-- Begin ITEMS --

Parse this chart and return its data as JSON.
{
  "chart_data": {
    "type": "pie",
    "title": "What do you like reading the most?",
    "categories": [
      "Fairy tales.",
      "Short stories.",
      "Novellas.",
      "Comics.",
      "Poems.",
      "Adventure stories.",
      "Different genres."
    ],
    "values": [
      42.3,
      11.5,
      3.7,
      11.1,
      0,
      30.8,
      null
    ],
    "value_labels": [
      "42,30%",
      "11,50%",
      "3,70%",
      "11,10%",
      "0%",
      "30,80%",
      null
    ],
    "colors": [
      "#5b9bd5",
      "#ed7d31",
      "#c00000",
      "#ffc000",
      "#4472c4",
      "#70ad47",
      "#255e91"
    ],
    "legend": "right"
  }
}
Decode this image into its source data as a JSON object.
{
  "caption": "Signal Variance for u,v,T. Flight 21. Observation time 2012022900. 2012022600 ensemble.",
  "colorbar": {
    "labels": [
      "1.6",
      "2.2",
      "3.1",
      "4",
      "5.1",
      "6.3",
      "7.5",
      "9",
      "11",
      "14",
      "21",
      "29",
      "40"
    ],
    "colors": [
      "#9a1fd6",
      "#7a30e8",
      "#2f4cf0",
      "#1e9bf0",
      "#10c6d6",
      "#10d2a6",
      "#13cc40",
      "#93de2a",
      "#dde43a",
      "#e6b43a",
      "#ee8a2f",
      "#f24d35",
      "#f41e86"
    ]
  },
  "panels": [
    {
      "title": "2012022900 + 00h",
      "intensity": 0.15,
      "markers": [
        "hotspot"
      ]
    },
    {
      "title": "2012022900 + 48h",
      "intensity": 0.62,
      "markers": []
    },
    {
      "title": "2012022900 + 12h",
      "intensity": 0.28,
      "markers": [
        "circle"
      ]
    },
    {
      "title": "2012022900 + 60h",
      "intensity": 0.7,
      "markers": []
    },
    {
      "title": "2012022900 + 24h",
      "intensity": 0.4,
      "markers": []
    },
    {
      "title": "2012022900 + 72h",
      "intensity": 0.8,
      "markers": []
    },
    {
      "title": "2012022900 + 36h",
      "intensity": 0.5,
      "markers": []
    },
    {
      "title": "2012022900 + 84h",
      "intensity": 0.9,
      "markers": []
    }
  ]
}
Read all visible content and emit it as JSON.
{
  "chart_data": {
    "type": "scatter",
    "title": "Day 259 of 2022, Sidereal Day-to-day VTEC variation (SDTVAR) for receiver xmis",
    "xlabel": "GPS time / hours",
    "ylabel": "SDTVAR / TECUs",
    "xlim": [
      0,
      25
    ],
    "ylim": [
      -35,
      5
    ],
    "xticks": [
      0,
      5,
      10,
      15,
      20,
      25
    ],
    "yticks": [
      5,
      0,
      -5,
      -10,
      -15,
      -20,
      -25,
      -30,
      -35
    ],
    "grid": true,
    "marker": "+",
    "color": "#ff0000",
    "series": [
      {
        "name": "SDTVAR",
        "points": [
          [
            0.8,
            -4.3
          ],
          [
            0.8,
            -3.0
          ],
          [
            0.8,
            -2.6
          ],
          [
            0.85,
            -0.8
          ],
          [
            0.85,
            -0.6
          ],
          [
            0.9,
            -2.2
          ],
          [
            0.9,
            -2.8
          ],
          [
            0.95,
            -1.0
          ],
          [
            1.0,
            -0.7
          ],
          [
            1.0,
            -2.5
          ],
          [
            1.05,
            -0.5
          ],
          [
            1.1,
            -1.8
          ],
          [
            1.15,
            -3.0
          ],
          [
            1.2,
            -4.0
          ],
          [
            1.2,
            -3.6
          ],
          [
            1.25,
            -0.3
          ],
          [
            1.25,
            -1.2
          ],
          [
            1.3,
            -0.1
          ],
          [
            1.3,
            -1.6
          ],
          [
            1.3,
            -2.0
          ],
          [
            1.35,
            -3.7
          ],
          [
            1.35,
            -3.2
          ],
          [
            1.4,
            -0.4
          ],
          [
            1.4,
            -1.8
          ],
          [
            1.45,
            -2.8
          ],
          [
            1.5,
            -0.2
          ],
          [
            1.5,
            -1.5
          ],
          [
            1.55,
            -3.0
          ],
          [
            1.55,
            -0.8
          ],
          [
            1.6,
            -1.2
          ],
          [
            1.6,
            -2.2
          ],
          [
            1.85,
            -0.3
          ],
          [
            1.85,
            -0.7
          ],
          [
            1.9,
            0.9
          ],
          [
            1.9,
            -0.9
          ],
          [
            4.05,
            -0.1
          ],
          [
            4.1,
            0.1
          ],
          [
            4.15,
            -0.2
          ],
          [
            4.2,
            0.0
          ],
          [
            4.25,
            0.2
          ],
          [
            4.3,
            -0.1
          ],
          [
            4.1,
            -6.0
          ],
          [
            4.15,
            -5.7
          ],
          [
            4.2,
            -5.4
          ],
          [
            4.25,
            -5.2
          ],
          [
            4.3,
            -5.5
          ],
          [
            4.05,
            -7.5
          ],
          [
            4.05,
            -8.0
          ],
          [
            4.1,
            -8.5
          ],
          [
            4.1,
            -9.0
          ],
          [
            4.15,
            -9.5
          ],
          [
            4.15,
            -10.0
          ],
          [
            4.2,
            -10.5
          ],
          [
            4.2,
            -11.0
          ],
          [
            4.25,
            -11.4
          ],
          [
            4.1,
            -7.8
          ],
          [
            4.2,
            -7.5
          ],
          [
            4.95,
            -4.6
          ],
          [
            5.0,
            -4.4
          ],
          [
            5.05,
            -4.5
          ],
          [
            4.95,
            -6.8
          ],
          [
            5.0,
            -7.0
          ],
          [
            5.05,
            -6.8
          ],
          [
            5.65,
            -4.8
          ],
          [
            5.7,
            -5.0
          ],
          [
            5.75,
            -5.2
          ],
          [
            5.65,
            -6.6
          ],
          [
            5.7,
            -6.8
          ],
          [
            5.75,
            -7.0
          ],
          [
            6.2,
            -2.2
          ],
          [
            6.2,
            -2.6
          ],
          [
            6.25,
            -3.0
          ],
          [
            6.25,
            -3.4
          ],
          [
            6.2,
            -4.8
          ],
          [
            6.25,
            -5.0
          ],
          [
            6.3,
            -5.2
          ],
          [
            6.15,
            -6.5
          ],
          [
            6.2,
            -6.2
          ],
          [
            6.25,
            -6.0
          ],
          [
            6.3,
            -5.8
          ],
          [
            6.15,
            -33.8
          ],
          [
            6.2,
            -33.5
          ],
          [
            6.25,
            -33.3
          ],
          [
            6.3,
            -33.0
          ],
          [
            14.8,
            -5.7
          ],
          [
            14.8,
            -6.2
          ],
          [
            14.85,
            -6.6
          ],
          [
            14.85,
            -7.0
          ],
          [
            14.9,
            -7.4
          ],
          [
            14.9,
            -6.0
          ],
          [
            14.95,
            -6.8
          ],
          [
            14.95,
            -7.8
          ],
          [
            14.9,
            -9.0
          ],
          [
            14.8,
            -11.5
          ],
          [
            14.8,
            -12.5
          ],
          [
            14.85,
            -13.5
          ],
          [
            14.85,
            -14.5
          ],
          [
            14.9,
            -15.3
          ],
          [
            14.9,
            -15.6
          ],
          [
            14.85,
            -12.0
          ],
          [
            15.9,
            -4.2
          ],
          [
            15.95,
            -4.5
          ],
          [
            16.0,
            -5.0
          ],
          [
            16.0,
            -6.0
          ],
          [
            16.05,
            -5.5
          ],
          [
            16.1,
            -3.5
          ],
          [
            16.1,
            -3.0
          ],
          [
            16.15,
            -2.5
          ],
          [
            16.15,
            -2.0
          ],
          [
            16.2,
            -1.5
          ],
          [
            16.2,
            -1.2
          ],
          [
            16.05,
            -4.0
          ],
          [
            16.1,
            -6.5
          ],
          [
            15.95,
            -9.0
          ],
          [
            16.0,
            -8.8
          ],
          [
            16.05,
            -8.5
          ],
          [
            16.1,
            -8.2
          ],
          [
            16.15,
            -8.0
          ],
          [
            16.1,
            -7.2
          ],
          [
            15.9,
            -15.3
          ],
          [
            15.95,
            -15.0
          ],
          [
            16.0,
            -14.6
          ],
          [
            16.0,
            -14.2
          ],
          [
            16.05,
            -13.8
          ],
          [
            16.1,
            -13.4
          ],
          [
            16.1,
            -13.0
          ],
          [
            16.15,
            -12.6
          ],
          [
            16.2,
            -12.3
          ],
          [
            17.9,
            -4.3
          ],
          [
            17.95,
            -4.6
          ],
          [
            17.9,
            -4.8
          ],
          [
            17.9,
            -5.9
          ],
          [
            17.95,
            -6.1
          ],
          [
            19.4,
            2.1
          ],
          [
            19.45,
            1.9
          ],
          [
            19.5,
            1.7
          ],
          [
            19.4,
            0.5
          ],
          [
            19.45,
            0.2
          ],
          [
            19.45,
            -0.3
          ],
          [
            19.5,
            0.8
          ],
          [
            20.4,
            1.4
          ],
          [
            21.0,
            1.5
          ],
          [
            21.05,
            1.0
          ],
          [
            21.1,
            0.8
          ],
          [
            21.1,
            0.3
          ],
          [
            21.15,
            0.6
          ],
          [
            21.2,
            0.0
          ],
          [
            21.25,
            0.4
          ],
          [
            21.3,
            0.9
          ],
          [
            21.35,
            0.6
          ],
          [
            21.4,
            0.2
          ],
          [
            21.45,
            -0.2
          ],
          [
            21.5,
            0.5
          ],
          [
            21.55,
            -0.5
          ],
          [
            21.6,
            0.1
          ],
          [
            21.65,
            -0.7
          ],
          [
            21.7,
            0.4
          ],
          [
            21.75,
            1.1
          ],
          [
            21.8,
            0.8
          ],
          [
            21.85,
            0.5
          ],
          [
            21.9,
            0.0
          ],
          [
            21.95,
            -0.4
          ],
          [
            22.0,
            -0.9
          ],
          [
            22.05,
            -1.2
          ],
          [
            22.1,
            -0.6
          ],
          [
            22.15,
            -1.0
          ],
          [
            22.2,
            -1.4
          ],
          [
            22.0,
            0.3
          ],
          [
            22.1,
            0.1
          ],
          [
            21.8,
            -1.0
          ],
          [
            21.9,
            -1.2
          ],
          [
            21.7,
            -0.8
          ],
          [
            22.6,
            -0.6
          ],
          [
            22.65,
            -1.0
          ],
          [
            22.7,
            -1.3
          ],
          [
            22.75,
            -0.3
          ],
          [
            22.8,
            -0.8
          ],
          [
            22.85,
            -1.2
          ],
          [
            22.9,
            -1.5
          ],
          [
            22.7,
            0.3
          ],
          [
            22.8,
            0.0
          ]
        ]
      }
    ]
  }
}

-- End ITEMS --

• _WHAT YOU WILL DO_
Wherever "this" shows up in a line, copy that line.

• _CORRECT RESPONSE_
Parse this chart and return its data as JSON.
Decode this image into its source data as a JSON object.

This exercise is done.